━━━ DATASET RECORDS

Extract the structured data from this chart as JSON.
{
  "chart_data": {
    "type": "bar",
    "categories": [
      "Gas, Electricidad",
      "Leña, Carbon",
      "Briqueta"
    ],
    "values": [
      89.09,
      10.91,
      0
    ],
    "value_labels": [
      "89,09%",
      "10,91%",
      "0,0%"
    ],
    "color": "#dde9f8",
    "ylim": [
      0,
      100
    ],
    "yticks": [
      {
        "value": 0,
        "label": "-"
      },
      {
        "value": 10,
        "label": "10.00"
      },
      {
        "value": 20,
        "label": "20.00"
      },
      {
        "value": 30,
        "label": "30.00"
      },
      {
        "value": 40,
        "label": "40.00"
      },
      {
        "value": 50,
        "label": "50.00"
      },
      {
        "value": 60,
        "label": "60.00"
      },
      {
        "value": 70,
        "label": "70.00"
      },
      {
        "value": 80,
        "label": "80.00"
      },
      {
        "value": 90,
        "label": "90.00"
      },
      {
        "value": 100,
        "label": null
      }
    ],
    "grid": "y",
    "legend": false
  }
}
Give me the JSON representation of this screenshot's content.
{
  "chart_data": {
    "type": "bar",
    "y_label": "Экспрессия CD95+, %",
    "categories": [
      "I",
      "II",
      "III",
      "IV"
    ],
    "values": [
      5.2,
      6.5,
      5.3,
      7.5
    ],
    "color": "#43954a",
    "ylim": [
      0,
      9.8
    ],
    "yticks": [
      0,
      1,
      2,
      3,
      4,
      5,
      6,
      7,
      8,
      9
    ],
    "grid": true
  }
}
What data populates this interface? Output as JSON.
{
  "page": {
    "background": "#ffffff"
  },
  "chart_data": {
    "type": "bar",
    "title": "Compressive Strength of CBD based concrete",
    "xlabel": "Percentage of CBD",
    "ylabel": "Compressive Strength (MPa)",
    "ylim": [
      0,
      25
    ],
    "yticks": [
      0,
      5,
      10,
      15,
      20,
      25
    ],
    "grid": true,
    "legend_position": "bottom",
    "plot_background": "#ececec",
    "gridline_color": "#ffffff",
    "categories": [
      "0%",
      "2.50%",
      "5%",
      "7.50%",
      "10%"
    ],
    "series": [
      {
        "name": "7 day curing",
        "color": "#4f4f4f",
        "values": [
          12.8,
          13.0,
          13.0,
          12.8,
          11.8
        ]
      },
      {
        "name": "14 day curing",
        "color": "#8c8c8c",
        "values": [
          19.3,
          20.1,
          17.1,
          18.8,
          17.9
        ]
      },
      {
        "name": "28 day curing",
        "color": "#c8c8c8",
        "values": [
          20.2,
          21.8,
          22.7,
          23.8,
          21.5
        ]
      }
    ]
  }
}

━━━━━━

__EXERCISE REQUIREMENTS__. Transcribe every entry verbatim.

__WRITTEN ANSWER__.
Extract the structured data from this chart as JSON.
{
  "chart_data": {
    "type": "bar",
    "categories": [
      "Gas, Electricidad",
      "Leña, Carbon",
      "Briqueta"
    ],
    "values": [
      89.09,
      10.91,
      0
    ],
    "value_labels": [
      "89,09%",
      "10,91%",
      "0,0%"
    ],
    "color": "#dde9f8",
    "ylim": [
      0,
      100
    ],
    "yticks": [
      {
        "value": 0,
        "label": "-"
      },
      {
        "value": 10,
        "label": "10.00"
      },
      {
        "value": 20,
        "label": "20.00"
      },
      {
        "value": 30,
        "label": "30.00"
      },
      {
        "value": 40,
        "label": "40.00"
      },
      {
        "value": 50,
        "label": "50.00"
      },
      {
        "value": 60,
        "label": "60.00"
      },
      {
        "value": 70,
        "label": "70.00"
      },
      {
        "value": 80,
        "label": "80.00"
      },
      {
        "value": 90,
        "label": "90.00"
      },
      {
        "value": 100,
        "label": null
      }
    ],
    "grid": "y",
    "legend": false
  }
}
Give me the JSON representation of this screenshot's content.
{
  "chart_data": {
    "type": "bar",
    "y_label": "Экспрессия CD95+, %",
    "categories": [
      "I",
      "II",
      "III",
      "IV"
    ],
    "values": [
      5.2,
      6.5,
      5.3,
      7.5
    ],
    "color": "#43954a",
    "ylim": [
      0,
      9.8
    ],
    "yticks": [
      0,
      1,
      2,
      3,
      4,
      5,
      6,
      7,
      8,
      9
    ],
    "grid": true
  }
}
What data populates this interface? Output as JSON.
{
  "page": {
    "background": "#ffffff"
  },
  "chart_data": {
    "type": "bar",
    "title": "Compressive Strength of CBD based concrete",
    "xlabel": "Percentage of CBD",
    "ylabel": "Compressive Strength (MPa)",
    "ylim": [
      0,
      25
    ],
    "yticks": [
      0,
      5,
      10,
      15,
      20,
      25
    ],
    "grid": true,
    "legend_position": "bottom",
    "plot_background": "#ececec",
    "gridline_color": "#ffffff",
    "categories": [
      "0%",
      "2.50%",
      "5%",
      "7.50%",
      "10%"
    ],
    "series": [
      {
        "name": "7 day curing",
        "color": "#4f4f4f",
        "values": [
          12.8,
          13.0,
          13.0,
          12.8,
          11.8
        ]
      },
      {
        "name": "14 day curing",
        "color": "#8c8c8c",
        "values": [
          19.3,
          20.1,
          17.1,
          18.8,
          17.9
        ]
      },
      {
        "name": "28 day curing",
        "color": "#c8c8c8",
        "values": [
          20.2,
          21.8,
          22.7,
          23.8,
          21.5
        ]
      }
    ]
  }
}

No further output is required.